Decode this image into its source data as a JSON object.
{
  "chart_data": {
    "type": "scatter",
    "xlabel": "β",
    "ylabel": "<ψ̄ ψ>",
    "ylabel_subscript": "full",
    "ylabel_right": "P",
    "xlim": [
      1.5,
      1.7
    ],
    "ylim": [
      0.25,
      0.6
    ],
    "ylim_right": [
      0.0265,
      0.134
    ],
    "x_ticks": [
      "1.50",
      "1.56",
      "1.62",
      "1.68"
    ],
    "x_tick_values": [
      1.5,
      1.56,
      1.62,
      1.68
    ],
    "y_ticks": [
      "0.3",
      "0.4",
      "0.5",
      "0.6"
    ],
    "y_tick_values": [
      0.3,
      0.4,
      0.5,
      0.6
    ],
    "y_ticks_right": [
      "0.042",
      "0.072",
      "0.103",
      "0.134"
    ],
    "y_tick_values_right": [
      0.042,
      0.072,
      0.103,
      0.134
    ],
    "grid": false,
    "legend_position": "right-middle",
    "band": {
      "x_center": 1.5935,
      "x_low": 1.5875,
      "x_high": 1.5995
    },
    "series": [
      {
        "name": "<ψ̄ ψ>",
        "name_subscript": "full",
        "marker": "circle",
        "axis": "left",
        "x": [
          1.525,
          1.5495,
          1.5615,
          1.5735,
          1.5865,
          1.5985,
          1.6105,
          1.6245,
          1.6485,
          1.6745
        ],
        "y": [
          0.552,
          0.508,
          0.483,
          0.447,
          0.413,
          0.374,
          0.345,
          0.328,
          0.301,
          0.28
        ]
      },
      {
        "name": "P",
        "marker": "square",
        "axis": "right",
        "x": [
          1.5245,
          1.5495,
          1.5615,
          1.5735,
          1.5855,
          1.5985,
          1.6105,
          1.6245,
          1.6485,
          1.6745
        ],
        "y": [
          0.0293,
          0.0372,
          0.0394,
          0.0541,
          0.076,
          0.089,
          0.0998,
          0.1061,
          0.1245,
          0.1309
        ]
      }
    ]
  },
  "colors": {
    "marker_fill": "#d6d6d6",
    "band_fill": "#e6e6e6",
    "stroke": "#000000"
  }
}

**Problem to work on**
Print again each line of the listing above, exactly as it appears.

**Answer to the exercise**
Decode this image into its source data as a JSON object.
{
  "chart_data": {
    "type": "scatter",
    "xlabel": "β",
    "ylabel": "<ψ̄ ψ>",
    "ylabel_subscript": "full",
    "ylabel_right": "P",
    "xlim": [
      1.5,
      1.7
    ],
    "ylim": [
      0.25,
      0.6
    ],
    "ylim_right": [
      0.0265,
      0.134
    ],
    "x_ticks": [
      "1.50",
      "1.56",
      "1.62",
      "1.68"
    ],
    "x_tick_values": [
      1.5,
      1.56,
      1.62,
      1.68
    ],
    "y_ticks": [
      "0.3",
      "0.4",
      "0.5",
      "0.6"
    ],
    "y_tick_values": [
      0.3,
      0.4,
      0.5,
      0.6
    ],
    "y_ticks_right": [
      "0.042",
      "0.072",
      "0.103",
      "0.134"
    ],
    "y_tick_values_right": [
      0.042,
      0.072,
      0.103,
      0.134
    ],
    "grid": false,
    "legend_position": "right-middle",
    "band": {
      "x_center": 1.5935,
      "x_low": 1.5875,
      "x_high": 1.5995
    },
    "series": [
      {
        "name": "<ψ̄ ψ>",
        "name_subscript": "full",
        "marker": "circle",
        "axis": "left",
        "x": [
          1.525,
          1.5495,
          1.5615,
          1.5735,
          1.5865,
          1.5985,
          1.6105,
          1.6245,
          1.6485,
          1.6745
        ],
        "y": [
          0.552,
          0.508,
          0.483,
          0.447,
          0.413,
          0.374,
          0.345,
          0.328,
          0.301,
          0.28
        ]
      },
      {
        "name": "P",
        "marker": "square",
        "axis": "right",
        "x": [
          1.5245,
          1.5495,
          1.5615,
          1.5735,
          1.5855,
          1.5985,
          1.6105,
          1.6245,
          1.6485,
          1.6745
        ],
        "y": [
          0.0293,
          0.0372,
          0.0394,
          0.0541,
          0.076,
          0.089,
          0.0998,
          0.1061,
          0.1245,
          0.1309
        ]
      }
    ]
  },
  "colors": {
    "marker_fill": "#d6d6d6",
    "band_fill": "#e6e6e6",
    "stroke": "#000000"
  }
}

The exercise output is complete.